Source data:
:::

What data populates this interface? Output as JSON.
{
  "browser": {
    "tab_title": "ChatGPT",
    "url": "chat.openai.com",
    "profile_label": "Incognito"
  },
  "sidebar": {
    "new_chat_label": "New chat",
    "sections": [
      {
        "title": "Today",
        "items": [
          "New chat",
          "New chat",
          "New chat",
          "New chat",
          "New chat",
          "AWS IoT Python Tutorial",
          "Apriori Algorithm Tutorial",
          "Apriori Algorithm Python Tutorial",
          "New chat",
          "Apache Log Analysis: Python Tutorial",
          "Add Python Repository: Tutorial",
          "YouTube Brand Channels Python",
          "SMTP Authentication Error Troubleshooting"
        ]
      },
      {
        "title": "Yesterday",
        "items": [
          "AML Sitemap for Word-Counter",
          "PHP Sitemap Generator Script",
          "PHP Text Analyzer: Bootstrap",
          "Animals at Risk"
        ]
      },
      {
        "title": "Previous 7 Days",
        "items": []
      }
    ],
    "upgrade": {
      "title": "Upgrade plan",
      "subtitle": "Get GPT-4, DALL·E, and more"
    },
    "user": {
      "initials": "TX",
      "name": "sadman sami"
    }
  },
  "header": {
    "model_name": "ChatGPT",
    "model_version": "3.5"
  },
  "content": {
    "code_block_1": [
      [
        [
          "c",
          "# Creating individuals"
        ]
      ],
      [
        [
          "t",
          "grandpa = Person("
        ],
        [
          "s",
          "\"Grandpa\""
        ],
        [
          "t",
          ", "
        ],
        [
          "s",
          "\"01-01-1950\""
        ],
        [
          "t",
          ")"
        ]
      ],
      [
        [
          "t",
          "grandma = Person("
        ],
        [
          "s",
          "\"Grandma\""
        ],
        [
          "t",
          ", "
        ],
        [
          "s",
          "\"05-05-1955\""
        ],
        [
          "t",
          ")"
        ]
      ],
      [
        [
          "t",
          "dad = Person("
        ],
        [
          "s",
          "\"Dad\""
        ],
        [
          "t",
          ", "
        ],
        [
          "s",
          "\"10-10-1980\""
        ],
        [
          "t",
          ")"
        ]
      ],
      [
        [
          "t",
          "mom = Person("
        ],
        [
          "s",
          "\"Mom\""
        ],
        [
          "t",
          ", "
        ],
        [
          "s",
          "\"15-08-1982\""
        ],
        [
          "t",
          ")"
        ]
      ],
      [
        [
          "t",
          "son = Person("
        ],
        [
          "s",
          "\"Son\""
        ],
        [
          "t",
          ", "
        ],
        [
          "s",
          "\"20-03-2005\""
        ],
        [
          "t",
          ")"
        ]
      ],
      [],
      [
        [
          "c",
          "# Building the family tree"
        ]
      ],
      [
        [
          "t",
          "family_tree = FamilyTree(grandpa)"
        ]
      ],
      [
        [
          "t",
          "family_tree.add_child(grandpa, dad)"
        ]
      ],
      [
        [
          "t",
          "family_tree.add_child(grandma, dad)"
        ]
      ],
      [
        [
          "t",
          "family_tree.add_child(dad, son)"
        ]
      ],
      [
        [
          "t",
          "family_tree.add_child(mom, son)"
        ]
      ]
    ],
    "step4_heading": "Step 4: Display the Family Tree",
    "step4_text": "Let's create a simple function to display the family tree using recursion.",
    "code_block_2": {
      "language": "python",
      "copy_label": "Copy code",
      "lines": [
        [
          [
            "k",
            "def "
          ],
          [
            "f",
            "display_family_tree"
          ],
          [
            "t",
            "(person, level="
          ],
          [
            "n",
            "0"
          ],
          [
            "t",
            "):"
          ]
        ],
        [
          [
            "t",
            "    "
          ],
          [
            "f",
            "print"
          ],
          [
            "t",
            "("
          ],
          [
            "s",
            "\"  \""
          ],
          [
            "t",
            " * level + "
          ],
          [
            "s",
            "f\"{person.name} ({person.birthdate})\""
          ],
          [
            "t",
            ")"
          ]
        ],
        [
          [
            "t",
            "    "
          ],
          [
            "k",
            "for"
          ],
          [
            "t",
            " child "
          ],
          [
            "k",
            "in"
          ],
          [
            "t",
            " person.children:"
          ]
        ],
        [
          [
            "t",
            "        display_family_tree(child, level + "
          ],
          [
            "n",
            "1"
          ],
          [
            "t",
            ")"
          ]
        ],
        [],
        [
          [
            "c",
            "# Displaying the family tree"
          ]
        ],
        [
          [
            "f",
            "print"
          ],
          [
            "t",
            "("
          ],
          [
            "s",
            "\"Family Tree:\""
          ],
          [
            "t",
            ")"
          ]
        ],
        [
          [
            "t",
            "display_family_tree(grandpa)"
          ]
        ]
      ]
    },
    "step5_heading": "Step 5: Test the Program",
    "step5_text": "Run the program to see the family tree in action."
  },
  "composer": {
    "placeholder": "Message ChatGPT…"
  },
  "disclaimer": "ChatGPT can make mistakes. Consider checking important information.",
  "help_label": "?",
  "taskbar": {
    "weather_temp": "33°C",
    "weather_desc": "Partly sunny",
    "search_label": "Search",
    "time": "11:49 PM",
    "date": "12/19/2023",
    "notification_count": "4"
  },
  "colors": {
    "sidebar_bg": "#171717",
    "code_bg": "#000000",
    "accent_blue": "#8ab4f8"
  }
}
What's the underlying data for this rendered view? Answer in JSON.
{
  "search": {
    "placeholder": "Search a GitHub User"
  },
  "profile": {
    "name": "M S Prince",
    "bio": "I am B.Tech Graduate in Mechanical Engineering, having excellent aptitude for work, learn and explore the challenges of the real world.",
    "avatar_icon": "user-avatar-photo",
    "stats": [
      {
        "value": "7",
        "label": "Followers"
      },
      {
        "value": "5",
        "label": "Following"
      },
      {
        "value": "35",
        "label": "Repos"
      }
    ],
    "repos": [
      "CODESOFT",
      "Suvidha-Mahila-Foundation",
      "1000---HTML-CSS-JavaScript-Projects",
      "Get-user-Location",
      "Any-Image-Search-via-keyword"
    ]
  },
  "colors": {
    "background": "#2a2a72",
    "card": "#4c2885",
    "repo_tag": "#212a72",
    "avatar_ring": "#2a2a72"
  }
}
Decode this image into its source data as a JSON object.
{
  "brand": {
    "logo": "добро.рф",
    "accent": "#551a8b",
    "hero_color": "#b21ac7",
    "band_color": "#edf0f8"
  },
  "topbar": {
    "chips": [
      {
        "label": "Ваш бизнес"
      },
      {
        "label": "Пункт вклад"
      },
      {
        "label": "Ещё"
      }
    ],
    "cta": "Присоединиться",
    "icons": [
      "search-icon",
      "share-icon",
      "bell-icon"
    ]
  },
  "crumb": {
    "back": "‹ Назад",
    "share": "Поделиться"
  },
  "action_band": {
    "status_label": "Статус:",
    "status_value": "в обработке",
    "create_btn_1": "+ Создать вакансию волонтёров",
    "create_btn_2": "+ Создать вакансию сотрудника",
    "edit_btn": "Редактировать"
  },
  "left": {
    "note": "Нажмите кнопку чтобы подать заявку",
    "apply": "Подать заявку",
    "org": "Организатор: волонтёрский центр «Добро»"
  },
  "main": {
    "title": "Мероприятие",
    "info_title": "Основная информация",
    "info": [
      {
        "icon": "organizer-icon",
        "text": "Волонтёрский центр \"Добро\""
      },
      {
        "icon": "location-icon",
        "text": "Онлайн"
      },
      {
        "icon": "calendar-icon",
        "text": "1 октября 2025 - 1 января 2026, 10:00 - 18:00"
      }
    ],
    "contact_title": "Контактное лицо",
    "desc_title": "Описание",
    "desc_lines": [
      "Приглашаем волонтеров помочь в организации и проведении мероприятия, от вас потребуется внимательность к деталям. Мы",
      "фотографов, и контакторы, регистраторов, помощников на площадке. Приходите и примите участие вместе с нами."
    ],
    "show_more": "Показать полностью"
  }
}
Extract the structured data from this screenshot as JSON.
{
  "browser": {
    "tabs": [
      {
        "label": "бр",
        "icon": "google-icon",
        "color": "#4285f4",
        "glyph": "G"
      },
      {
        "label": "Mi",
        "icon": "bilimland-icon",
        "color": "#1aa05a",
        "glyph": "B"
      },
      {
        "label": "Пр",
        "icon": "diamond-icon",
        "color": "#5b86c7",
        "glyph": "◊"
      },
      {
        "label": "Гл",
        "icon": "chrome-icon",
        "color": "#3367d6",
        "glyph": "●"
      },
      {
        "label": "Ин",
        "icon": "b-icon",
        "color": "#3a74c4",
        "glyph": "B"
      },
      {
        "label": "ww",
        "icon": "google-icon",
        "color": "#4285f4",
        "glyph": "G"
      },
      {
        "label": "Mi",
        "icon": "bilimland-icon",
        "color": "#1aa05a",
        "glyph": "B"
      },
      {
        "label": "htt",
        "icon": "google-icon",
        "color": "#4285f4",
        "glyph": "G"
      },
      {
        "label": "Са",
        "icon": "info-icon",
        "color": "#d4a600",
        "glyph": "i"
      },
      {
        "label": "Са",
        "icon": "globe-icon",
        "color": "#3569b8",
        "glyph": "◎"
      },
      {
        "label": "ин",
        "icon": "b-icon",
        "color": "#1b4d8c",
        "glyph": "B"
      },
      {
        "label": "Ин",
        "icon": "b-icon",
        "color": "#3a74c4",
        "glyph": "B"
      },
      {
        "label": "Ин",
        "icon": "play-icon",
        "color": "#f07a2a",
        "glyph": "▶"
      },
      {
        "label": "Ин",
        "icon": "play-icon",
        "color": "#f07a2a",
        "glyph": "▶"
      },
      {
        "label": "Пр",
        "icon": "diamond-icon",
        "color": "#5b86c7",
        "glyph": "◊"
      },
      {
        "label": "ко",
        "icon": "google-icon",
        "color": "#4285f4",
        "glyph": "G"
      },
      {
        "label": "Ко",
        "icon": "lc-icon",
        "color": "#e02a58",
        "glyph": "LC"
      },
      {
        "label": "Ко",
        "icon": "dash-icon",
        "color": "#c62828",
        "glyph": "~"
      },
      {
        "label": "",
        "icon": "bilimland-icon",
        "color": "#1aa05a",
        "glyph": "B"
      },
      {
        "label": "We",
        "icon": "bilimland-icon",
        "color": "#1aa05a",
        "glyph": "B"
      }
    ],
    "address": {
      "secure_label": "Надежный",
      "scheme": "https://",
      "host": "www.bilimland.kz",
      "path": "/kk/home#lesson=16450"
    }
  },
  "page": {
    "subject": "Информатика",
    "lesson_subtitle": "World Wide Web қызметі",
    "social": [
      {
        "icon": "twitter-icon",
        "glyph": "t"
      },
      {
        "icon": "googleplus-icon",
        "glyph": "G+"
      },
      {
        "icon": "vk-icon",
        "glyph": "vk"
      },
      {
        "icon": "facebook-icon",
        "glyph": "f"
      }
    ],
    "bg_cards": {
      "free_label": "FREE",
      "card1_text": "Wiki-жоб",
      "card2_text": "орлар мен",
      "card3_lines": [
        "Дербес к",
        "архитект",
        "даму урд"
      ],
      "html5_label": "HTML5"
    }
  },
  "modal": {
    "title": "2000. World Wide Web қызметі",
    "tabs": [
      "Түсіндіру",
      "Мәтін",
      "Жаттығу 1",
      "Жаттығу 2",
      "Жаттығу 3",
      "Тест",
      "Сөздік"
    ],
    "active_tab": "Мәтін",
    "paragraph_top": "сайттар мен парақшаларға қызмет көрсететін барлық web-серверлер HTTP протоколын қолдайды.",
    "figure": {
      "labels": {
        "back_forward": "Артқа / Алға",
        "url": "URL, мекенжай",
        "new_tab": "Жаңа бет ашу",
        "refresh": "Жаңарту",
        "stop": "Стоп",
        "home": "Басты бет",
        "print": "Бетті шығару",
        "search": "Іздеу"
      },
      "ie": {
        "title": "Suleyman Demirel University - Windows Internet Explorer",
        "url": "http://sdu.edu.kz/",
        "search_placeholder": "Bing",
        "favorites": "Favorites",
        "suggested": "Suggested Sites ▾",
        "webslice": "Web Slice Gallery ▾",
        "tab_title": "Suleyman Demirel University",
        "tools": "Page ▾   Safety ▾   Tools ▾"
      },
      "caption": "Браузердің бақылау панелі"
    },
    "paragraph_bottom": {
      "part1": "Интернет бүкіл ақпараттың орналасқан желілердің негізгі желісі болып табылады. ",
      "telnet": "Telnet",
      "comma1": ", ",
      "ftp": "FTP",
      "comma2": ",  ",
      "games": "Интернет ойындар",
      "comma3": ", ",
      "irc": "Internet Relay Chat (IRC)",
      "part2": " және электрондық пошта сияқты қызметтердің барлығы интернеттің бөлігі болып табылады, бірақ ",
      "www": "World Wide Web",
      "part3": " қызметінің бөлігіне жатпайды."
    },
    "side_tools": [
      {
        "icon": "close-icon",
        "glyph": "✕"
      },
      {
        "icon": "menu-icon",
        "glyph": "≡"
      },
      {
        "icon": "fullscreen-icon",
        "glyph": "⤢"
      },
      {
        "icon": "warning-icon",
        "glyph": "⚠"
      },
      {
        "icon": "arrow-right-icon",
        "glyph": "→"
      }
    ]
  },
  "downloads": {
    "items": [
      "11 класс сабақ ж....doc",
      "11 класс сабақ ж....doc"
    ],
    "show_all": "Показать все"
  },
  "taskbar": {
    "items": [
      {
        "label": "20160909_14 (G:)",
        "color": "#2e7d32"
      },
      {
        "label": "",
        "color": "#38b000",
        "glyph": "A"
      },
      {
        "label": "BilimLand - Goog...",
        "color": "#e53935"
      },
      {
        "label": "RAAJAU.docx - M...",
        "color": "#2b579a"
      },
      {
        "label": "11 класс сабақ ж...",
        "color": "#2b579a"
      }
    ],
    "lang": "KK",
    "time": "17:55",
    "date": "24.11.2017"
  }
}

:::

◆ Description of the task ◆
Pull out every line in the material above where "Tutorial" occurs.

◆ Correct answer ◆
          "AWS IoT Python Tutorial",
          "Apriori Algorithm Tutorial",
          "Apriori Algorithm Python Tutorial",
          "Apache Log Analysis: Python Tutorial",
          "Add Python Repository: Tutorial",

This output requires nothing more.